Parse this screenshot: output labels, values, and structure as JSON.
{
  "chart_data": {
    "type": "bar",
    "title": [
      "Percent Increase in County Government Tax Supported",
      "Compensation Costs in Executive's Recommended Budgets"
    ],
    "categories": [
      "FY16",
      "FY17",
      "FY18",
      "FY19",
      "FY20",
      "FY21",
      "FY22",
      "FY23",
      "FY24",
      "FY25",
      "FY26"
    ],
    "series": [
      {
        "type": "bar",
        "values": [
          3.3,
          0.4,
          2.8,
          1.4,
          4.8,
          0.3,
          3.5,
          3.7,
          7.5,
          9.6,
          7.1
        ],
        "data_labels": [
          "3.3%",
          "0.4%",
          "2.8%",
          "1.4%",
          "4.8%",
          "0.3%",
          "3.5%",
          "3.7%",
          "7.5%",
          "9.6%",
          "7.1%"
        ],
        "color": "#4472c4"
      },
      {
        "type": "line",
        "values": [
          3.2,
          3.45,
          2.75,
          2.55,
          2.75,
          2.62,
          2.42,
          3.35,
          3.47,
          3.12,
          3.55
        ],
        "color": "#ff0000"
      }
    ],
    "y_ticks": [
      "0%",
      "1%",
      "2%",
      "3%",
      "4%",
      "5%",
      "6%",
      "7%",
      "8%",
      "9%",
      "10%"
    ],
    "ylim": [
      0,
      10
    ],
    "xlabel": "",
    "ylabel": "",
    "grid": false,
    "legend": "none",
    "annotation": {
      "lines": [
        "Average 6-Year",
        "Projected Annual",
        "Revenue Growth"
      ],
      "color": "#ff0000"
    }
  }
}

━━━━━━━━━━

What is expected: Give the listing again, word for word.

Full output:
Parse this screenshot: output labels, values, and structure as JSON.
{
  "chart_data": {
    "type": "bar",
    "title": [
      "Percent Increase in County Government Tax Supported",
      "Compensation Costs in Executive's Recommended Budgets"
    ],
    "categories": [
      "FY16",
      "FY17",
      "FY18",
      "FY19",
      "FY20",
      "FY21",
      "FY22",
      "FY23",
      "FY24",
      "FY25",
      "FY26"
    ],
    "series": [
      {
        "type": "bar",
        "values": [
          3.3,
          0.4,
          2.8,
          1.4,
          4.8,
          0.3,
          3.5,
          3.7,
          7.5,
          9.6,
          7.1
        ],
        "data_labels": [
          "3.3%",
          "0.4%",
          "2.8%",
          "1.4%",
          "4.8%",
          "0.3%",
          "3.5%",
          "3.7%",
          "7.5%",
          "9.6%",
          "7.1%"
        ],
        "color": "#4472c4"
      },
      {
        "type": "line",
        "values": [
          3.2,
          3.45,
          2.75,
          2.55,
          2.75,
          2.62,
          2.42,
          3.35,
          3.47,
          3.12,
          3.55
        ],
        "color": "#ff0000"
      }
    ],
    "y_ticks": [
      "0%",
      "1%",
      "2%",
      "3%",
      "4%",
      "5%",
      "6%",
      "7%",
      "8%",
      "9%",
      "10%"
    ],
    "ylim": [
      0,
      10
    ],
    "xlabel": "",
    "ylabel": "",
    "grid": false,
    "legend": "none",
    "annotation": {
      "lines": [
        "Average 6-Year",
        "Projected Annual",
        "Revenue Growth"
      ],
      "color": "#ff0000"
    }
  }
}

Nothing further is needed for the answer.